**EXERCISE INSTRUCTIONS:** Pull out every line in the data that has the string "icon" in it.

**RECORDS FOR THE EXERCISE:**
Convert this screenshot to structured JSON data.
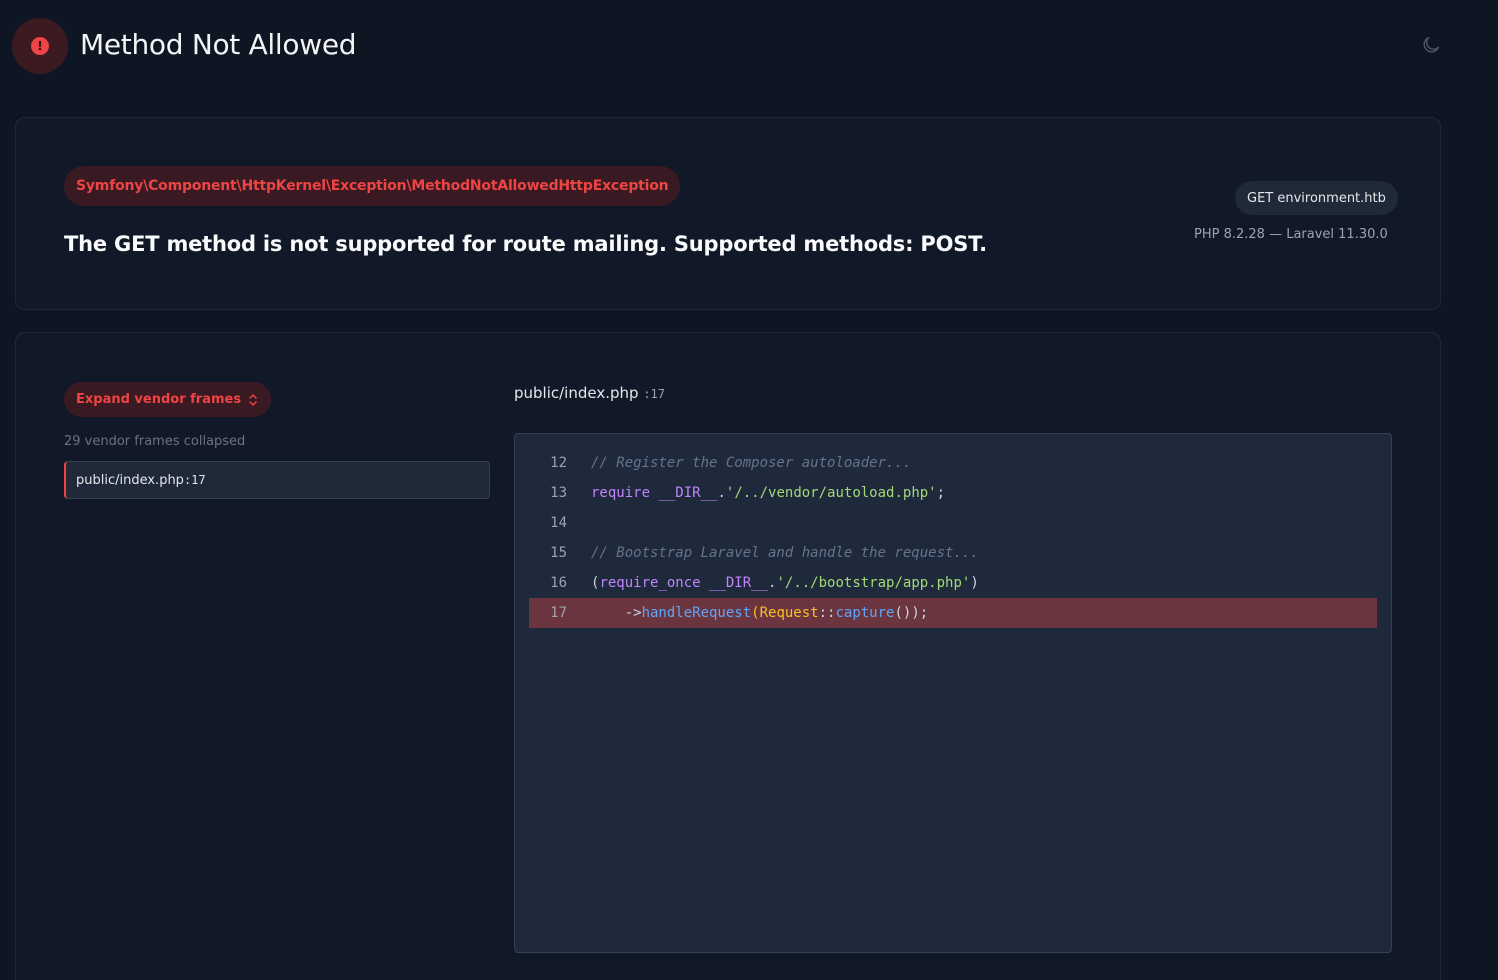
{
  "header": {
    "title": "Method Not Allowed",
    "error_icon": "exclamation-circle-icon",
    "theme_icon": "moon-icon"
  },
  "exception": {
    "class": "Symfony\\Component\\HttpKernel\\Exception\\MethodNotAllowedHttpException",
    "message": "The GET method is not supported for route mailing. Supported methods: POST.",
    "request": "GET environment.htb",
    "versions": "PHP 8.2.28 — Laravel 11.30.0"
  },
  "trace": {
    "expand_label": "Expand vendor frames",
    "vendor_count": "29 vendor frames collapsed",
    "frames": [
      {
        "file": "public/index.php",
        "line": ":17"
      }
    ]
  },
  "code": {
    "file": "public/index.php",
    "line": ":17",
    "lines": [
      {
        "no": "12",
        "comment": "// Register the Composer autoloader..."
      },
      {
        "no": "13",
        "kw": "require",
        "const": " __DIR__",
        "dot": ".",
        "str": "'/../vendor/autoload.php'",
        "end": ";"
      },
      {
        "no": "14"
      },
      {
        "no": "15",
        "comment": "// Bootstrap Laravel and handle the request..."
      },
      {
        "no": "16",
        "open": "(",
        "kw": "require_once",
        "const": " __DIR__",
        "dot": ".",
        "str": "'/../bootstrap/app.php'",
        "close": ")"
      },
      {
        "no": "17",
        "arrow": "    ->",
        "fn": "handleRequest",
        "p1": "(",
        "cls": "Request",
        "sep": "::",
        "fn2": "capture",
        "end": "());"
      }
    ]
  },
  "colors": {
    "background": "#0f1623",
    "accent": "#ef4444",
    "highlight": "#6b3540"
  }
}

**TASK RESPONSE:**
    "error_icon": "exclamation-circle-icon",
    "theme_icon": "moon-icon"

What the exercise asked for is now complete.